## The request
Format the rows below, from the very first line up to and including the line with "colorbar-segment [719, 277, 744, 282]", as a JSON list of strings with one string per line, skipping any blank lines.

___ Entries provided

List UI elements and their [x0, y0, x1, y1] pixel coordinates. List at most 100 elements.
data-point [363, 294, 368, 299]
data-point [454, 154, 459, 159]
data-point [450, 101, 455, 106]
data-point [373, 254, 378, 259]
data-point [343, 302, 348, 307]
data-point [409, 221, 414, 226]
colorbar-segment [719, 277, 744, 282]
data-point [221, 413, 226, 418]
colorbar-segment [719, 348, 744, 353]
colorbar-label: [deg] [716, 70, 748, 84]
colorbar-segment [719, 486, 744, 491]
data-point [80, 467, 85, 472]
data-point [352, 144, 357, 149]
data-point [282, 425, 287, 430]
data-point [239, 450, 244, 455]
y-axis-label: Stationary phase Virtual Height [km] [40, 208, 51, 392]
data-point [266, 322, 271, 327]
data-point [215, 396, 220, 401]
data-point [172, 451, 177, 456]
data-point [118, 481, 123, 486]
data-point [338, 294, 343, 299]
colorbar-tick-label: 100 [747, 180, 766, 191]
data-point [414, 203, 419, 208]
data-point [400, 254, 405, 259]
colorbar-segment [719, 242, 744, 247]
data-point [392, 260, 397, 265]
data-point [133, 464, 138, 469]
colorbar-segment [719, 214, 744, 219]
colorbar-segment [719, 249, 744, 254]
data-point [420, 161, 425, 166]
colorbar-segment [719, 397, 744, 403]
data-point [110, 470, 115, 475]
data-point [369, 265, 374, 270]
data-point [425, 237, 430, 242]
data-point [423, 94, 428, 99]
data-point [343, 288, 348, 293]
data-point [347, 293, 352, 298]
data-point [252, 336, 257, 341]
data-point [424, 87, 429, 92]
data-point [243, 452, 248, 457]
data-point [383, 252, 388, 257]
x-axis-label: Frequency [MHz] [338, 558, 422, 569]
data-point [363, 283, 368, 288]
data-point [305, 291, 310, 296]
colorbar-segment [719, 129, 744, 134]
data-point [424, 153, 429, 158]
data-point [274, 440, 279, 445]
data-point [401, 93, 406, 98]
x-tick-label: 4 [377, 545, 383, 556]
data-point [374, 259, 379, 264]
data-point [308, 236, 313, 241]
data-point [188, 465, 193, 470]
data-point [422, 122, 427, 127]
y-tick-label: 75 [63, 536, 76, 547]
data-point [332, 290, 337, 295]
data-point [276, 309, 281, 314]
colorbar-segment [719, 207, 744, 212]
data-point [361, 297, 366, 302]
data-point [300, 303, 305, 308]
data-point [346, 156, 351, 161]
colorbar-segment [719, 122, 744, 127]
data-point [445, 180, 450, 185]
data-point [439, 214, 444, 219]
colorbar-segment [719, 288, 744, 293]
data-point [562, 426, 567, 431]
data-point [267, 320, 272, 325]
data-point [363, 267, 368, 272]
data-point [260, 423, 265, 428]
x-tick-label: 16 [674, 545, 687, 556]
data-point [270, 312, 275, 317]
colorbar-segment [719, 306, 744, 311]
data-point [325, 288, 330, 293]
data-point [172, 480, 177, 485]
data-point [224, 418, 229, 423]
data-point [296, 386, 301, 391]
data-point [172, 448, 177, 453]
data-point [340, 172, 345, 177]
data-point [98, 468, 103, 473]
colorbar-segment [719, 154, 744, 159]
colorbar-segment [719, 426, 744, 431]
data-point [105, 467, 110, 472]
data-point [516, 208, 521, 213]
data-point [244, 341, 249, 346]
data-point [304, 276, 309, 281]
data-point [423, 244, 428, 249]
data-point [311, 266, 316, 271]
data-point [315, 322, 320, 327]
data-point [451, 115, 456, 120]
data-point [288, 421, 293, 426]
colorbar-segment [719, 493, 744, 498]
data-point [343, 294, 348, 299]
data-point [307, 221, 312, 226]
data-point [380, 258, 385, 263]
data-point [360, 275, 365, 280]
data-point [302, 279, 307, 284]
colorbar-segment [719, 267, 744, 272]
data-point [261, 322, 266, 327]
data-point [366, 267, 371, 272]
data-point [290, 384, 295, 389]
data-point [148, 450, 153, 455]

______

## Response to this exercise
[
  "List UI elements and their [x0, y0, x1, y1] pixel coordinates. List at most 100 elements.",
  "data-point [363, 294, 368, 299]",
  "data-point [454, 154, 459, 159]",
  "data-point [450, 101, 455, 106]",
  "data-point [373, 254, 378, 259]",
  "data-point [343, 302, 348, 307]",
  "data-point [409, 221, 414, 226]",
  "colorbar-segment [719, 277, 744, 282]"
]